§ **EXERCISE DESCRIPTION**
Give all of the lines again exactly as they read.

§ **RECORDS FOR THIS TASK**

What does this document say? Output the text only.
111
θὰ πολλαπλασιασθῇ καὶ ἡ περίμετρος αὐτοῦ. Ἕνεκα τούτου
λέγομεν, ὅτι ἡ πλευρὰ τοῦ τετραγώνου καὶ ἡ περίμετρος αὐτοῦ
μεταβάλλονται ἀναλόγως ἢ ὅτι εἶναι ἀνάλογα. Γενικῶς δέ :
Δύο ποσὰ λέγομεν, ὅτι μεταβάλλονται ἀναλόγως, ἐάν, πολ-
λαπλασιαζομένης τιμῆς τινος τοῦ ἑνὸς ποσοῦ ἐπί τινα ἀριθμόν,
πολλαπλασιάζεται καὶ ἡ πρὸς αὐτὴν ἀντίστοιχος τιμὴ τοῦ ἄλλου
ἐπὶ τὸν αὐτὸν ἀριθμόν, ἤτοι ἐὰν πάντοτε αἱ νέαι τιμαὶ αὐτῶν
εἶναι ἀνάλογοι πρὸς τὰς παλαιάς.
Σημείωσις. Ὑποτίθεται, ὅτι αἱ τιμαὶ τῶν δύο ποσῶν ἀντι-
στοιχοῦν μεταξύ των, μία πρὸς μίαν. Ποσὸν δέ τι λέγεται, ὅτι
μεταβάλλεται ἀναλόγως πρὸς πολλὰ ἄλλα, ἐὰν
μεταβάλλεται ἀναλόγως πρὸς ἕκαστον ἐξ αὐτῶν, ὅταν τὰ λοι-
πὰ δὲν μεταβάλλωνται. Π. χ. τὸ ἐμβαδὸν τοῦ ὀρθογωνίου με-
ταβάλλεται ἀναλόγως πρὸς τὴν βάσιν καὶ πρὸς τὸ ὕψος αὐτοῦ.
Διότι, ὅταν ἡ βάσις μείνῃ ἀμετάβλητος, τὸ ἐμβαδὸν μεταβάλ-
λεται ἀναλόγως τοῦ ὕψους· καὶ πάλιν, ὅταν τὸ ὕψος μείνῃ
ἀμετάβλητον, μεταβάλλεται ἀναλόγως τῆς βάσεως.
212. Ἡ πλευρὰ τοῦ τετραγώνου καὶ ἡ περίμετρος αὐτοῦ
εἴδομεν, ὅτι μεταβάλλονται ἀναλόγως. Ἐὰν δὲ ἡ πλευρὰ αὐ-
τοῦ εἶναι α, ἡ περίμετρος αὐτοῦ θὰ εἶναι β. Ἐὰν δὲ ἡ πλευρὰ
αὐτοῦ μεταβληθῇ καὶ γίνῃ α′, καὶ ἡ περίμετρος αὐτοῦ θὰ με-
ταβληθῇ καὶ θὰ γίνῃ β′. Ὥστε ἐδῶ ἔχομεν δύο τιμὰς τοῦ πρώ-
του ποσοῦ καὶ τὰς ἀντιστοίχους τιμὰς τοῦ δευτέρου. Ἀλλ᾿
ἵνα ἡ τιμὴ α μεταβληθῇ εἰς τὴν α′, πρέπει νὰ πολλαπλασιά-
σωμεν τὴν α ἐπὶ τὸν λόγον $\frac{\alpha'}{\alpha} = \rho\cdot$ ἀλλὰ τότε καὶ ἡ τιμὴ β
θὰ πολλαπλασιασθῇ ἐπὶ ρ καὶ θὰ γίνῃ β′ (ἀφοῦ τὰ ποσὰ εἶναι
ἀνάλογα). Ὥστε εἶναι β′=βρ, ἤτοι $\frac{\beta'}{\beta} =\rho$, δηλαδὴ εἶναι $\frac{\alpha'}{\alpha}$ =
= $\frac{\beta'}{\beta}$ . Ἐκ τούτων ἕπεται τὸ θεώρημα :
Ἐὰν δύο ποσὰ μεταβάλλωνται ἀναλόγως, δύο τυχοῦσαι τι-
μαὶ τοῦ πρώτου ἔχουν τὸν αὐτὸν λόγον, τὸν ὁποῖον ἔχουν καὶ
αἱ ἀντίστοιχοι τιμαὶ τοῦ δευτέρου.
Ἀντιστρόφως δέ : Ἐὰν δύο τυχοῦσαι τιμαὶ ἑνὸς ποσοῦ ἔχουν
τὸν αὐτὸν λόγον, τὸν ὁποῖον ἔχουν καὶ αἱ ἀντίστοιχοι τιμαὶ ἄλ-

§ **ANSWER TO THE TASK**
What does this document say? Output the text only.
111
θὰ πολλαπλασιασθῇ καὶ ἡ περίμετρος αὐτοῦ. Ἕνεκα τούτου
λέγομεν, ὅτι ἡ πλευρὰ τοῦ τετραγώνου καὶ ἡ περίμετρος αὐτοῦ
μεταβάλλονται ἀναλόγως ἢ ὅτι εἶναι ἀνάλογα. Γενικῶς δέ :
Δύο ποσὰ λέγομεν, ὅτι μεταβάλλονται ἀναλόγως, ἐάν, πολ-
λαπλασιαζομένης τιμῆς τινος τοῦ ἑνὸς ποσοῦ ἐπί τινα ἀριθμόν,
πολλαπλασιάζεται καὶ ἡ πρὸς αὐτὴν ἀντίστοιχος τιμὴ τοῦ ἄλλου
ἐπὶ τὸν αὐτὸν ἀριθμόν, ἤτοι ἐὰν πάντοτε αἱ νέαι τιμαὶ αὐτῶν
εἶναι ἀνάλογοι πρὸς τὰς παλαιάς.
Σημείωσις. Ὑποτίθεται, ὅτι αἱ τιμαὶ τῶν δύο ποσῶν ἀντι-
στοιχοῦν μεταξύ των, μία πρὸς μίαν. Ποσὸν δέ τι λέγεται, ὅτι
μεταβάλλεται ἀναλόγως πρὸς πολλὰ ἄλλα, ἐὰν
μεταβάλλεται ἀναλόγως πρὸς ἕκαστον ἐξ αὐτῶν, ὅταν τὰ λοι-
πὰ δὲν μεταβάλλωνται. Π. χ. τὸ ἐμβαδὸν τοῦ ὀρθογωνίου με-
ταβάλλεται ἀναλόγως πρὸς τὴν βάσιν καὶ πρὸς τὸ ὕψος αὐτοῦ.
Διότι, ὅταν ἡ βάσις μείνῃ ἀμετάβλητος, τὸ ἐμβαδὸν μεταβάλ-
λεται ἀναλόγως τοῦ ὕψους· καὶ πάλιν, ὅταν τὸ ὕψος μείνῃ
ἀμετάβλητον, μεταβάλλεται ἀναλόγως τῆς βάσεως.
212. Ἡ πλευρὰ τοῦ τετραγώνου καὶ ἡ περίμετρος αὐτοῦ
εἴδομεν, ὅτι μεταβάλλονται ἀναλόγως. Ἐὰν δὲ ἡ πλευρὰ αὐ-
τοῦ εἶναι α, ἡ περίμετρος αὐτοῦ θὰ εἶναι β. Ἐὰν δὲ ἡ πλευρὰ
αὐτοῦ μεταβληθῇ καὶ γίνῃ α′, καὶ ἡ περίμετρος αὐτοῦ θὰ με-
ταβληθῇ καὶ θὰ γίνῃ β′. Ὥστε ἐδῶ ἔχομεν δύο τιμὰς τοῦ πρώ-
του ποσοῦ καὶ τὰς ἀντιστοίχους τιμὰς τοῦ δευτέρου. Ἀλλ᾿
ἵνα ἡ τιμὴ α μεταβληθῇ εἰς τὴν α′, πρέπει νὰ πολλαπλασιά-
σωμεν τὴν α ἐπὶ τὸν λόγον $\frac{\alpha'}{\alpha} = \rho\cdot$ ἀλλὰ τότε καὶ ἡ τιμὴ β
θὰ πολλαπλασιασθῇ ἐπὶ ρ καὶ θὰ γίνῃ β′ (ἀφοῦ τὰ ποσὰ εἶναι
ἀνάλογα). Ὥστε εἶναι β′=βρ, ἤτοι $\frac{\beta'}{\beta} =\rho$, δηλαδὴ εἶναι $\frac{\alpha'}{\alpha}$ =
= $\frac{\beta'}{\beta}$ . Ἐκ τούτων ἕπεται τὸ θεώρημα :
Ἐὰν δύο ποσὰ μεταβάλλωνται ἀναλόγως, δύο τυχοῦσαι τι-
μαὶ τοῦ πρώτου ἔχουν τὸν αὐτὸν λόγον, τὸν ὁποῖον ἔχουν καὶ
αἱ ἀντίστοιχοι τιμαὶ τοῦ δευτέρου.
Ἀντιστρόφως δέ : Ἐὰν δύο τυχοῦσαι τιμαὶ ἑνὸς ποσοῦ ἔχουν
τὸν αὐτὸν λόγον, τὸν ὁποῖον ἔχουν καὶ αἱ ἀντίστοιχοι τιμαὶ ἄλ-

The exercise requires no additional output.